> [THE TASK] Find each line with "рождения" and copy it.

[Data listing]
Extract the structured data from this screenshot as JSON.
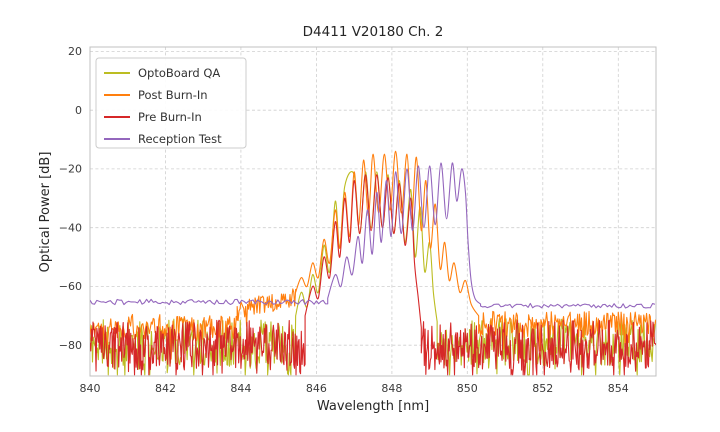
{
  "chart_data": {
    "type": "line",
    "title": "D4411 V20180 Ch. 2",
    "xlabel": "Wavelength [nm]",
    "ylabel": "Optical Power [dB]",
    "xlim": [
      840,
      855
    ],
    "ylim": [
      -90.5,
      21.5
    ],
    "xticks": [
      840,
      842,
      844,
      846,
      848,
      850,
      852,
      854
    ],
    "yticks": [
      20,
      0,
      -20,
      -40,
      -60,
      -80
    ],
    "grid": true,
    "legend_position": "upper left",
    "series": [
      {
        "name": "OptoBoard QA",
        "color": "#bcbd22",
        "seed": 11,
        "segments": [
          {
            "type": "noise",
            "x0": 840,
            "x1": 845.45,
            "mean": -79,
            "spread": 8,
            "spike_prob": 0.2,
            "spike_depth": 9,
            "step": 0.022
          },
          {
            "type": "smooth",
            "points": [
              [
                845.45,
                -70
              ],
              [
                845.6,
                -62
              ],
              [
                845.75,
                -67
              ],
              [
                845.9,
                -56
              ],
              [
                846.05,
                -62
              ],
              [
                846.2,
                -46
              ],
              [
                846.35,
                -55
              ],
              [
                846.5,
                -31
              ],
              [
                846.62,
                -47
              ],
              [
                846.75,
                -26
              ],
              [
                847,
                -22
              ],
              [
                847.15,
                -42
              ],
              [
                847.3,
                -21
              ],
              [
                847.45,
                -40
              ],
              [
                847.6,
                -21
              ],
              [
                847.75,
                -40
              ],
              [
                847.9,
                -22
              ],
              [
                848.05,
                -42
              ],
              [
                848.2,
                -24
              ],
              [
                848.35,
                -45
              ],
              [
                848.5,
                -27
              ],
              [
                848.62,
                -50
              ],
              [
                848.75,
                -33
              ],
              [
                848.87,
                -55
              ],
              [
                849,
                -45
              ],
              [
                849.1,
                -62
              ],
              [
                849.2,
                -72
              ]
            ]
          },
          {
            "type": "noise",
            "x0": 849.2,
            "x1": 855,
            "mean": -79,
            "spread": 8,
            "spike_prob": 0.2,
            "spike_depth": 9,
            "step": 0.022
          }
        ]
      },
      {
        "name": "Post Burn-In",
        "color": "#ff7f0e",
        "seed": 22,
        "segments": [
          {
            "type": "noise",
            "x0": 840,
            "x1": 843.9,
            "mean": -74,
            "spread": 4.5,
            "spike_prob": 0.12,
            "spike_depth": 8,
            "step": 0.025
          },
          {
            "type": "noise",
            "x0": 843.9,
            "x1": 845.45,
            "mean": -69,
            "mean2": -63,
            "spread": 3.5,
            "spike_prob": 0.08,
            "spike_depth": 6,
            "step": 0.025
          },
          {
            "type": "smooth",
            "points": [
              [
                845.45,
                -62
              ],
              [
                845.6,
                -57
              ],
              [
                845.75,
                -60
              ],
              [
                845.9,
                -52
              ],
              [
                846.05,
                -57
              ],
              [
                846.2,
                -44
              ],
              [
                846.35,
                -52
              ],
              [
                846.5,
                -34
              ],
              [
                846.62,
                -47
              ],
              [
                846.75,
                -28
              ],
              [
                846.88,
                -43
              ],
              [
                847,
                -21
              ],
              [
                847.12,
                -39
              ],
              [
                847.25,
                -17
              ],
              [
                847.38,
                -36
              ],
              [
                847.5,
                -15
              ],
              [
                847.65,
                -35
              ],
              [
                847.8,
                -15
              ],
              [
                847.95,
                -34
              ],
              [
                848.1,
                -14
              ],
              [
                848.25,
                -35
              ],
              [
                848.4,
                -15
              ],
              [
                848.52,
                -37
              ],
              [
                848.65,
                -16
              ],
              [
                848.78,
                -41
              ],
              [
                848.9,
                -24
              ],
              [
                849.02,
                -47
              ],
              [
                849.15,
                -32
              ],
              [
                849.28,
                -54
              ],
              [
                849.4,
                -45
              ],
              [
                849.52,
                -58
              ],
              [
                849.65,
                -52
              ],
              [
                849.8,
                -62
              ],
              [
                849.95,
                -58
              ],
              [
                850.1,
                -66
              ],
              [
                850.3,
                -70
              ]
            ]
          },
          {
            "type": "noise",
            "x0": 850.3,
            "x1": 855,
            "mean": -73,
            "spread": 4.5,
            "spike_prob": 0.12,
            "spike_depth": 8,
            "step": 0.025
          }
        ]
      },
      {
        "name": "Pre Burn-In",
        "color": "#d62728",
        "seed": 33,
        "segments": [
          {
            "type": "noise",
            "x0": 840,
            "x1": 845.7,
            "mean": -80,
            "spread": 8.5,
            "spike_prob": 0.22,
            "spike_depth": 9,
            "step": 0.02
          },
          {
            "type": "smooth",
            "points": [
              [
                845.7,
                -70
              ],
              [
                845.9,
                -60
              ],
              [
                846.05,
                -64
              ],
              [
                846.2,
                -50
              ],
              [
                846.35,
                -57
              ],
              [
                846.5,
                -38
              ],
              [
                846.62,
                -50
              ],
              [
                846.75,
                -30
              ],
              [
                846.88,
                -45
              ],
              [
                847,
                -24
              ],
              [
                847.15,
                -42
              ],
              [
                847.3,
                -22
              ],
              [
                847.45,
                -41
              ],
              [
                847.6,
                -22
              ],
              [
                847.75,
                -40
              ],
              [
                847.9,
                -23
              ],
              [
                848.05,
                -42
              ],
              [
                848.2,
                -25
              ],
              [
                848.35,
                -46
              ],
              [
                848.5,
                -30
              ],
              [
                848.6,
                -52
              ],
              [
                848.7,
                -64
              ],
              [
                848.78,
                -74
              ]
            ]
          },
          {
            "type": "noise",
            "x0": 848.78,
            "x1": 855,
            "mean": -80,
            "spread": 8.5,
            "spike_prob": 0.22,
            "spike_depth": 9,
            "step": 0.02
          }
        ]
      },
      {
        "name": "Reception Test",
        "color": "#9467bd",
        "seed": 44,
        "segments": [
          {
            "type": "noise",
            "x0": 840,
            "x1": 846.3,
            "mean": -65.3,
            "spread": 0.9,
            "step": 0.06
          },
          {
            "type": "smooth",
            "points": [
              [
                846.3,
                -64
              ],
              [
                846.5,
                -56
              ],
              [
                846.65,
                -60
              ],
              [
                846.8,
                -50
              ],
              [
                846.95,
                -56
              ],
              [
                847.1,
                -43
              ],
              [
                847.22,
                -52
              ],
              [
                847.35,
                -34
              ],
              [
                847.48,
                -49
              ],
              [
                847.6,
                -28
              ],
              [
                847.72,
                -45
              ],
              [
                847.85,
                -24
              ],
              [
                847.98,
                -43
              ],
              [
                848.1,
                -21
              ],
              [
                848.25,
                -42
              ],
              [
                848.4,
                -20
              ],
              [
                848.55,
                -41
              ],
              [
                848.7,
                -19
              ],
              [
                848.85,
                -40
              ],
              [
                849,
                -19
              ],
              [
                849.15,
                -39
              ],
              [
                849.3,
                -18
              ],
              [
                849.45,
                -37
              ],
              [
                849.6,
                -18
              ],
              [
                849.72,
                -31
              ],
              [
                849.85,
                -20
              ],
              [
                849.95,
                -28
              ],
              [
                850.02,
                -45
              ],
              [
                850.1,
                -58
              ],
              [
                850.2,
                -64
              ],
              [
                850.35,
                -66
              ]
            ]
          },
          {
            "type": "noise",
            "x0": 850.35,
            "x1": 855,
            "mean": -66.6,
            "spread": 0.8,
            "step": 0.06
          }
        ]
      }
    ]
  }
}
==
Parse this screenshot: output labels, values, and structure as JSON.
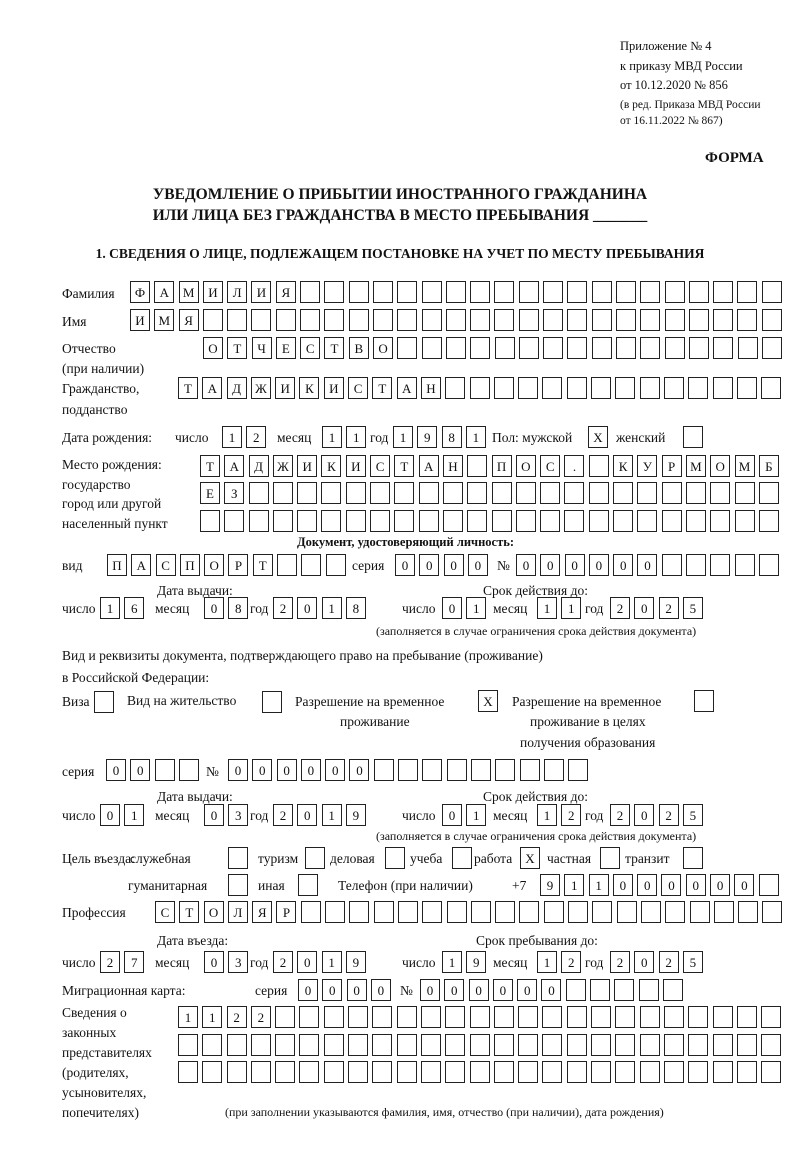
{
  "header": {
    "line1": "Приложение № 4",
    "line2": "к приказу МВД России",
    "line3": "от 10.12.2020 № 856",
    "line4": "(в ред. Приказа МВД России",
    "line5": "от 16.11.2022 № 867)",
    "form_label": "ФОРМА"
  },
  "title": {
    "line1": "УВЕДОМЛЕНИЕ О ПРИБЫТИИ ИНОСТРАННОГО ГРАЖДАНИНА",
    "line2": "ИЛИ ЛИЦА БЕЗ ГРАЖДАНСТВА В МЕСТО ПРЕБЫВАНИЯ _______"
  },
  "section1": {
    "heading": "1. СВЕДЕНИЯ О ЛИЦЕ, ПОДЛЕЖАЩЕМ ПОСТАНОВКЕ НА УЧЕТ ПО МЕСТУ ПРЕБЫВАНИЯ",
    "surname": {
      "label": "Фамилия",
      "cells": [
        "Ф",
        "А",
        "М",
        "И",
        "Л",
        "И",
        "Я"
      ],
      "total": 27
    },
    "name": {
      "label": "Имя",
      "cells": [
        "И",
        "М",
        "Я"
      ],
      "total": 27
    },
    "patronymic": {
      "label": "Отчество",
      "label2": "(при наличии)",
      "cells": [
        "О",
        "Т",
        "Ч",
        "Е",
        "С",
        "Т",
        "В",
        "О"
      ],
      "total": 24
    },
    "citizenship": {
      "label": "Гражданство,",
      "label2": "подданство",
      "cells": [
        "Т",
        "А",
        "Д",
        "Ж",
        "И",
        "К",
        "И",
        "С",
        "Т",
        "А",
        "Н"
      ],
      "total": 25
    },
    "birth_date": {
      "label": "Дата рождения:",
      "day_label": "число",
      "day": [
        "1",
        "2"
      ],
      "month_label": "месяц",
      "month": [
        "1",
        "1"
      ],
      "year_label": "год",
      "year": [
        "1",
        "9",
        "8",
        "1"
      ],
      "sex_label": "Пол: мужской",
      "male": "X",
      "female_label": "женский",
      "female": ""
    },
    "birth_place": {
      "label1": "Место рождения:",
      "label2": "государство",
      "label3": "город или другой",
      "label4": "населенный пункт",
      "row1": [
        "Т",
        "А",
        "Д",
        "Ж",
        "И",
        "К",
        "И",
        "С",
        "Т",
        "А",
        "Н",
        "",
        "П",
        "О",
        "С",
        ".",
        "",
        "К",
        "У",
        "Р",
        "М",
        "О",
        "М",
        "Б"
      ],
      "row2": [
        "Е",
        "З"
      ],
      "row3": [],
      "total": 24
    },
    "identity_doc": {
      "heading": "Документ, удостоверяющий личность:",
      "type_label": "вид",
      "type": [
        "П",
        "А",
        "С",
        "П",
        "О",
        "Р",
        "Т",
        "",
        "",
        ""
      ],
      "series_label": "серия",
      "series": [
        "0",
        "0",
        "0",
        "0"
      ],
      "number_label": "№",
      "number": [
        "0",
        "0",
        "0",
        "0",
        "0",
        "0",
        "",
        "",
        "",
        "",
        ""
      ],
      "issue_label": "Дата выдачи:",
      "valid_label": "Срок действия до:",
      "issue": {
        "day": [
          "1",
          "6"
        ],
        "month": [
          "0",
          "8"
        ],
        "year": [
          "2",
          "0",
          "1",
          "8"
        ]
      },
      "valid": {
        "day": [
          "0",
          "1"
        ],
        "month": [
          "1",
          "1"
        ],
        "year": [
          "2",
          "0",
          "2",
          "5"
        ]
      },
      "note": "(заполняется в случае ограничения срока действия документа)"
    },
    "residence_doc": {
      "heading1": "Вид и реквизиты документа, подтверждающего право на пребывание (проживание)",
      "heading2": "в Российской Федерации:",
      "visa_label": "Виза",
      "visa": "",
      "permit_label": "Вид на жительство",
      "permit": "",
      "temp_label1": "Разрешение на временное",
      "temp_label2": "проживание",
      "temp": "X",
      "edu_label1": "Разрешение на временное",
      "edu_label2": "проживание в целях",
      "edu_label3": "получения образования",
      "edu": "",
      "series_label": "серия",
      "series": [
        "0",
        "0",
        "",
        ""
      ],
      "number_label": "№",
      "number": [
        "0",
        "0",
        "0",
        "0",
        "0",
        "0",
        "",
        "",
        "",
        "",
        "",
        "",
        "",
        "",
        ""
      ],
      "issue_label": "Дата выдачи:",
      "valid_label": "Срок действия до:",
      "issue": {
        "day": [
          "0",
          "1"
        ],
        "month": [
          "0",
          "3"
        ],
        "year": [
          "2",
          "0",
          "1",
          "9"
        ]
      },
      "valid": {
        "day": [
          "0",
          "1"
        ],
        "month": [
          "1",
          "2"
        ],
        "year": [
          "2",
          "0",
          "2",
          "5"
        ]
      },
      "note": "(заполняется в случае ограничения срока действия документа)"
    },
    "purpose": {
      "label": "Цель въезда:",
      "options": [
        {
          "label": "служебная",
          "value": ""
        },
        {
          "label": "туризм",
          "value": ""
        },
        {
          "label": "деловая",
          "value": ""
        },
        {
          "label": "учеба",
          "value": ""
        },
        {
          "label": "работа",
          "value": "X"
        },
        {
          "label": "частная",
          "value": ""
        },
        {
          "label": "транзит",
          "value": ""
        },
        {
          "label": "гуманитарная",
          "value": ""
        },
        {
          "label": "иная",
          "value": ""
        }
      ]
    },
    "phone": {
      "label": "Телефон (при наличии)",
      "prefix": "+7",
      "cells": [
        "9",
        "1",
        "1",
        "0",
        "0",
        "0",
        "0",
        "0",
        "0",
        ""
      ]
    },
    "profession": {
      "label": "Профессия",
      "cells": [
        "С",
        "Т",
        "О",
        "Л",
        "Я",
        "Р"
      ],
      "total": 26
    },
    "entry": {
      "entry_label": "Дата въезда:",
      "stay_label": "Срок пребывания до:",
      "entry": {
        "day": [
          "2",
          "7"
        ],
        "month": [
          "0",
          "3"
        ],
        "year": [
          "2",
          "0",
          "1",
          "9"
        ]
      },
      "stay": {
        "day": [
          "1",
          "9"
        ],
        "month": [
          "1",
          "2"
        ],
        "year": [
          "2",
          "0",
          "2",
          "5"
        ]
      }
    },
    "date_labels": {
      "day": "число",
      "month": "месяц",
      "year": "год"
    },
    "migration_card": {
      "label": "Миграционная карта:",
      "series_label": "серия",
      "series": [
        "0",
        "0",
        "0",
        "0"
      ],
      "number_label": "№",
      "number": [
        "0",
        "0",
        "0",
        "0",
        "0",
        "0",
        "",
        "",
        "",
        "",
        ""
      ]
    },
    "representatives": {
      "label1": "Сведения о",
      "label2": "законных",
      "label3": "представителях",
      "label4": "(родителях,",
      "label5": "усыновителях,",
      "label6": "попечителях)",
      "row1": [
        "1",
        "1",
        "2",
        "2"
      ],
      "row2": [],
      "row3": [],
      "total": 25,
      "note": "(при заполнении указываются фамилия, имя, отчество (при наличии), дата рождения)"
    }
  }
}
...
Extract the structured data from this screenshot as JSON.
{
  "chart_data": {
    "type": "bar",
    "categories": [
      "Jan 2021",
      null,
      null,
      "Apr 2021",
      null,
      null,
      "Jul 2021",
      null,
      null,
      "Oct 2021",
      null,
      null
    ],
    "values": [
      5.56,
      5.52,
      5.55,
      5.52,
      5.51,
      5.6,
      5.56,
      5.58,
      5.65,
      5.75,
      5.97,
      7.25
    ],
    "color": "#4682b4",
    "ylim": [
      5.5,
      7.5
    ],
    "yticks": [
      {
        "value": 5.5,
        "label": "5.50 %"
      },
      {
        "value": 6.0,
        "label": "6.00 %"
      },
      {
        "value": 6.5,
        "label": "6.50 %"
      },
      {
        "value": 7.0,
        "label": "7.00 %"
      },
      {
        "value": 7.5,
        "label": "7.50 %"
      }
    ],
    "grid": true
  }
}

> [TASK SOLUTION]
      "label": "Дата рождения:",
      "label1": "Место рождения:",
      "note": "(при заполнении указываются фамилия, имя, отчество (при наличии), дата рождения)"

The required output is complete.